------ Material ------
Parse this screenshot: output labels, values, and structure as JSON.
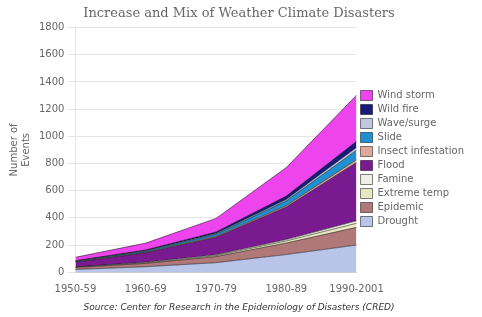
{
  "chart_data": {
    "type": "area",
    "title": "Increase and Mix of Weather Climate Disasters",
    "ylabel": "Number of\nEvents",
    "annotations": [
      "Source: Center for Research in the Epidemiology of Disasters (CRED)"
    ],
    "categories": [
      "1950-59",
      "1960-69",
      "1970-79",
      "1980-89",
      "1990-2001"
    ],
    "series": [
      {
        "name": "Drought",
        "color": "#b8c4e8",
        "values": [
          20,
          40,
          70,
          130,
          200
        ]
      },
      {
        "name": "Epidemic",
        "color": "#b07878",
        "values": [
          15,
          25,
          45,
          85,
          130
        ]
      },
      {
        "name": "Extreme temp",
        "color": "#e8e8c0",
        "values": [
          2,
          4,
          7,
          15,
          30
        ]
      },
      {
        "name": "Famine",
        "color": "#f0f0e8",
        "values": [
          2,
          4,
          6,
          10,
          18
        ]
      },
      {
        "name": "Flood",
        "color": "#7a1a90",
        "values": [
          35,
          70,
          130,
          240,
          430
        ]
      },
      {
        "name": "Insect infestation",
        "color": "#e0a898",
        "values": [
          2,
          4,
          6,
          10,
          20
        ]
      },
      {
        "name": "Slide",
        "color": "#2090d0",
        "values": [
          4,
          8,
          15,
          35,
          70
        ]
      },
      {
        "name": "Wave/surge",
        "color": "#c0c8e0",
        "values": [
          2,
          3,
          5,
          10,
          20
        ]
      },
      {
        "name": "Wild fire",
        "color": "#1a1a7a",
        "values": [
          3,
          6,
          12,
          25,
          45
        ]
      },
      {
        "name": "Wind storm",
        "color": "#ee44ee",
        "values": [
          25,
          50,
          100,
          210,
          340
        ]
      }
    ],
    "stacked": true,
    "ylim": [
      0,
      1800
    ],
    "yticks": [
      0,
      200,
      400,
      600,
      800,
      1000,
      1200,
      1400,
      1600,
      1800
    ],
    "grid": true,
    "legend": "right"
  }
}
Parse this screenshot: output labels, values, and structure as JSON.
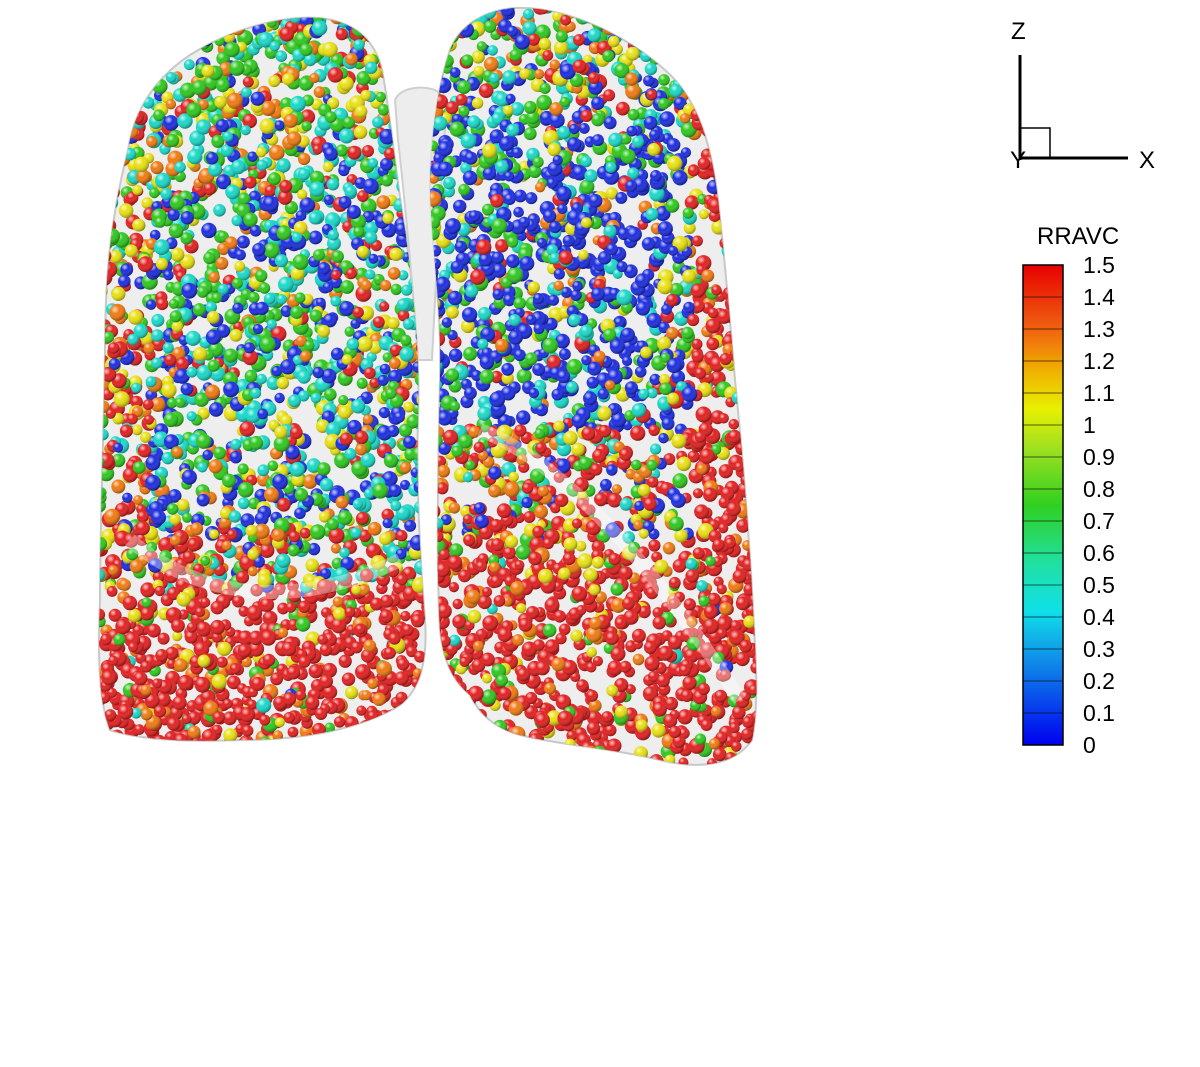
{
  "axes": {
    "vertical_label": "Z",
    "horizontal_label": "X",
    "depth_label": "Y"
  },
  "colorbar": {
    "title": "RRAVC",
    "min": 0,
    "max": 1.5,
    "ticks": [
      "1.5",
      "1.4",
      "1.3",
      "1.2",
      "1.1",
      "1",
      "0.9",
      "0.8",
      "0.7",
      "0.6",
      "0.5",
      "0.4",
      "0.3",
      "0.2",
      "0.1",
      "0"
    ]
  },
  "colors": {
    "red": "#e32020",
    "orange": "#f07a10",
    "yellow": "#e8e010",
    "green": "#2ec81e",
    "cyan": "#18d8c8",
    "blue": "#1c2de0"
  }
}
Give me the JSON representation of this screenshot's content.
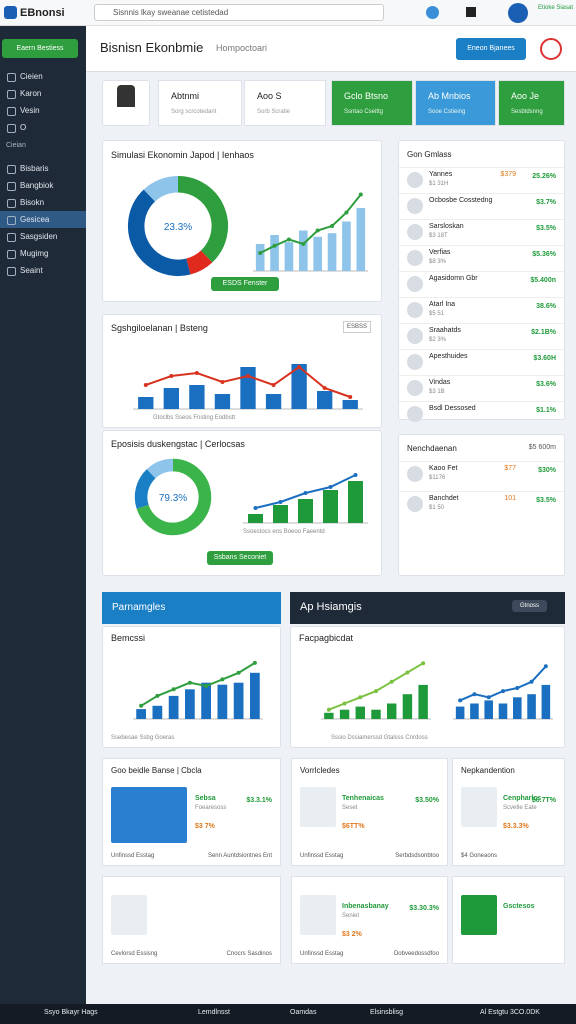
------
Written instruction => Leave out the pictures and output every record above precisely as given.

Reply to the task =>
Parse this screenshot: output labels, values, and structure as JSON.
{
  "chart_data": {
    "type": "area",
    "title": "Increase and Mix of Weather Climate Disasters",
    "ylabel": "Number of\nEvents",
    "annotations": [
      "Source: Center for Research in the Epidemiology of Disasters (CRED)"
    ],
    "categories": [
      "1950-59",
      "1960-69",
      "1970-79",
      "1980-89",
      "1990-2001"
    ],
    "series": [
      {
        "name": "Drought",
        "color": "#b8c4e8",
        "values": [
          20,
          40,
          70,
          130,
          200
        ]
      },
      {
        "name": "Epidemic",
        "color": "#b07878",
        "values": [
          15,
          25,
          45,
          85,
          130
        ]
      },
      {
        "name": "Extreme temp",
        "color": "#e8e8c0",
        "values": [
          2,
          4,
          7,
          15,
          30
        ]
      },
      {
        "name": "Famine",
        "color": "#f0f0e8",
        "values": [
          2,
          4,
          6,
          10,
          18
        ]
      },
      {
        "name": "Flood",
        "color": "#7a1a90",
        "values": [
          35,
          70,
          130,
          240,
          430
        ]
      },
      {
        "name": "Insect infestation",
        "color": "#e0a898",
        "values": [
          2,
          4,
          6,
          10,
          20
        ]
      },
      {
        "name": "Slide",
        "color": "#2090d0",
        "values": [
          4,
          8,
          15,
          35,
          70
        ]
      },
      {
        "name": "Wave/surge",
        "color": "#c0c8e0",
        "values": [
          2,
          3,
          5,
          10,
          20
        ]
      },
      {
        "name": "Wild fire",
        "color": "#1a1a7a",
        "values": [
          3,
          6,
          12,
          25,
          45
        ]
      },
      {
        "name": "Wind storm",
        "color": "#ee44ee",
        "values": [
          25,
          50,
          100,
          210,
          340
        ]
      }
    ],
    "stacked": true,
    "ylim": [
      0,
      1800
    ],
    "yticks": [
      0,
      200,
      400,
      600,
      800,
      1000,
      1200,
      1400,
      1600,
      1800
    ],
    "grid": true,
    "legend": "right"
  }
}
Parse this screenshot: output labels, values, and structure as JSON.
{
  "axes": {
    "vertical_label": "Z",
    "horizontal_label": "X",
    "depth_label": "Y"
  },
  "colorbar": {
    "title": "RRAVC",
    "min": 0,
    "max": 1.5,
    "ticks": [
      "1.5",
      "1.4",
      "1.3",
      "1.2",
      "1.1",
      "1",
      "0.9",
      "0.8",
      "0.7",
      "0.6",
      "0.5",
      "0.4",
      "0.3",
      "0.2",
      "0.1",
      "0"
    ]
  },
  "colors": {
    "red": "#e32020",
    "orange": "#f07a10",
    "yellow": "#e8e010",
    "green": "#2ec81e",
    "cyan": "#18d8c8",
    "blue": "#1c2de0"
  }
}
Give me the JSON representation of this screenshot's content.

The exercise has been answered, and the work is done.